* Begin Supplied information *

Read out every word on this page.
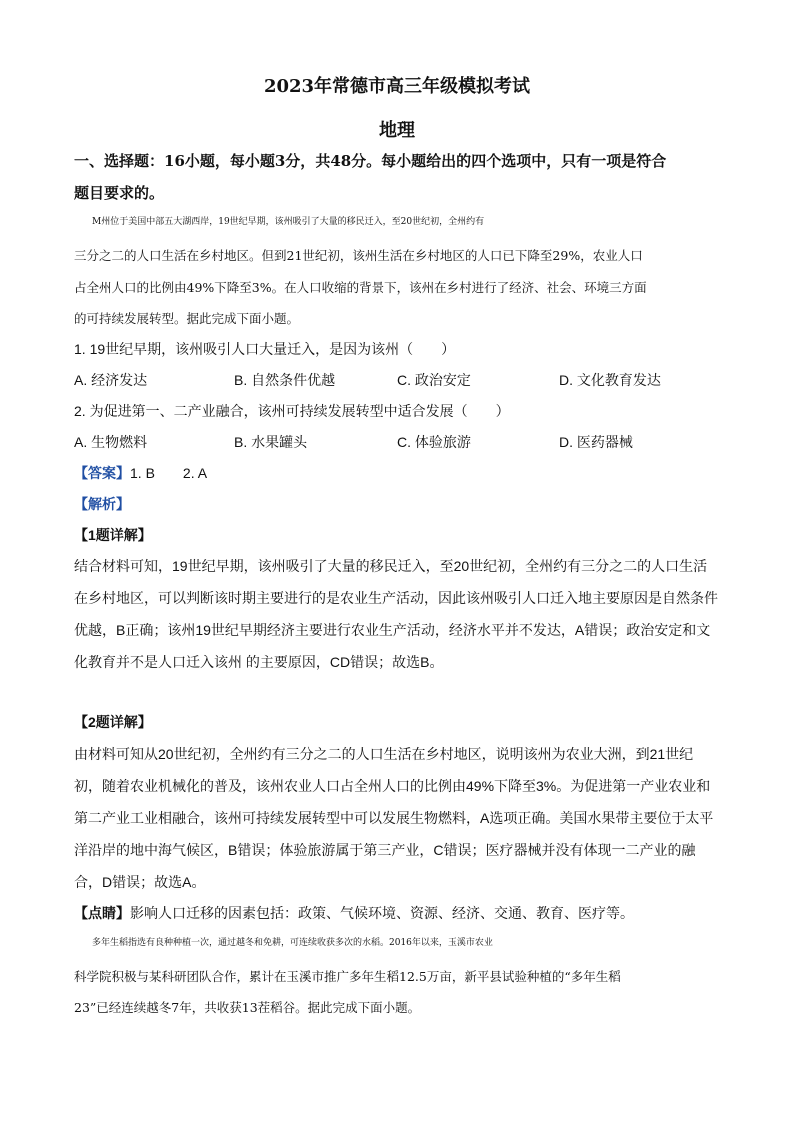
2023年常德市高三年级模拟考试
地理
一、选择题：16小题，每小题3分，共48分。每小题给出的四个选项中，只有一项是符合
题目要求的。
M州位于美国中部五大湖西岸，19世纪早期，该州吸引了大量的移民迁入，至20世纪初，全州约有
三分之二的人口生活在乡村地区。但到21世纪初，该州生活在乡村地区的人口已下降至29%，农业人口
占全州人口的比例由49%下降至3%。在人口收缩的背景下，该州在乡村进行了经济、社会、环境三方面
的可持续发展转型。据此完成下面小题。
1. 19世纪早期，该州吸引人口大量迁入，是因为该州（　　）
A. 经济发达	B. 自然条件优越	C. 政治安定	D. 文化教育发达
2. 为促进第一、二产业融合，该州可持续发展转型中适合发展（　　）
A. 生物燃料	B. 水果罐头	C. 体验旅游	D. 医药器械
【答案】1. B　　2. A
【解析】
【1题详解】
结合材料可知，19世纪早期，该州吸引了大量的移民迁入，至20世纪初，全州约有三分之二的人口生活
在乡村地区，可以判断该时期主要进行的是农业生产活动，因此该州吸引人口迁入地主要原因是自然条件
优越，B正确；该州19世纪早期经济主要进行农业生产活动，经济水平并不发达，A错误；政治安定和文
化教育并不是人口迁入该州 的主要原因，CD错误；故选B。
【2题详解】
由材料可知从20世纪初，全州约有三分之二的人口生活在乡村地区，说明该州为农业大洲，到21世纪
初，随着农业机械化的普及，该州农业人口占全州人口的比例由49%下降至3%。为促进第一产业农业和
第二产业工业相融合，该州可持续发展转型中可以发展生物燃料，A选项正确。美国水果带主要位于太平
洋沿岸的地中海气候区，B错误；体验旅游属于第三产业，C错误；医疗器械并没有体现一二产业的融
合，D错误；故选A。
【点睛】影响人口迁移的因素包括：政策、气候环境、资源、经济、交通、教育、医疗等。
多年生稻指选有良种种植一次，通过越冬和免耕，可连续收获多次的水稻。2016年以来，玉溪市农业
科学院积极与某科研团队合作，累计在玉溪市推广多年生稻12.5万亩，新平县试验种植的“多年生稻
23”已经连续越冬7年，共收获13茬稻谷。据此完成下面小题。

* End Supplied information *

Problem description:
Copy each line in full and exactly, omitting any picture.

Task output:
Read out every word on this page.
2023年常德市高三年级模拟考试
地理
一、选择题：16小题，每小题3分，共48分。每小题给出的四个选项中，只有一项是符合
题目要求的。
M州位于美国中部五大湖西岸，19世纪早期，该州吸引了大量的移民迁入，至20世纪初，全州约有
三分之二的人口生活在乡村地区。但到21世纪初，该州生活在乡村地区的人口已下降至29%，农业人口
占全州人口的比例由49%下降至3%。在人口收缩的背景下，该州在乡村进行了经济、社会、环境三方面
的可持续发展转型。据此完成下面小题。
1. 19世纪早期，该州吸引人口大量迁入，是因为该州（　　）
A. 经济发达	B. 自然条件优越	C. 政治安定	D. 文化教育发达
2. 为促进第一、二产业融合，该州可持续发展转型中适合发展（　　）
A. 生物燃料	B. 水果罐头	C. 体验旅游	D. 医药器械
【答案】1. B　　2. A
【解析】
【1题详解】
结合材料可知，19世纪早期，该州吸引了大量的移民迁入，至20世纪初，全州约有三分之二的人口生活
在乡村地区，可以判断该时期主要进行的是农业生产活动，因此该州吸引人口迁入地主要原因是自然条件
优越，B正确；该州19世纪早期经济主要进行农业生产活动，经济水平并不发达，A错误；政治安定和文
化教育并不是人口迁入该州 的主要原因，CD错误；故选B。
【2题详解】
由材料可知从20世纪初，全州约有三分之二的人口生活在乡村地区，说明该州为农业大洲，到21世纪
初，随着农业机械化的普及，该州农业人口占全州人口的比例由49%下降至3%。为促进第一产业农业和
第二产业工业相融合，该州可持续发展转型中可以发展生物燃料，A选项正确。美国水果带主要位于太平
洋沿岸的地中海气候区，B错误；体验旅游属于第三产业，C错误；医疗器械并没有体现一二产业的融
合，D错误；故选A。
【点睛】影响人口迁移的因素包括：政策、气候环境、资源、经济、交通、教育、医疗等。
多年生稻指选有良种种植一次，通过越冬和免耕，可连续收获多次的水稻。2016年以来，玉溪市农业
科学院积极与某科研团队合作，累计在玉溪市推广多年生稻12.5万亩，新平县试验种植的“多年生稻
23”已经连续越冬7年，共收获13茬稻谷。据此完成下面小题。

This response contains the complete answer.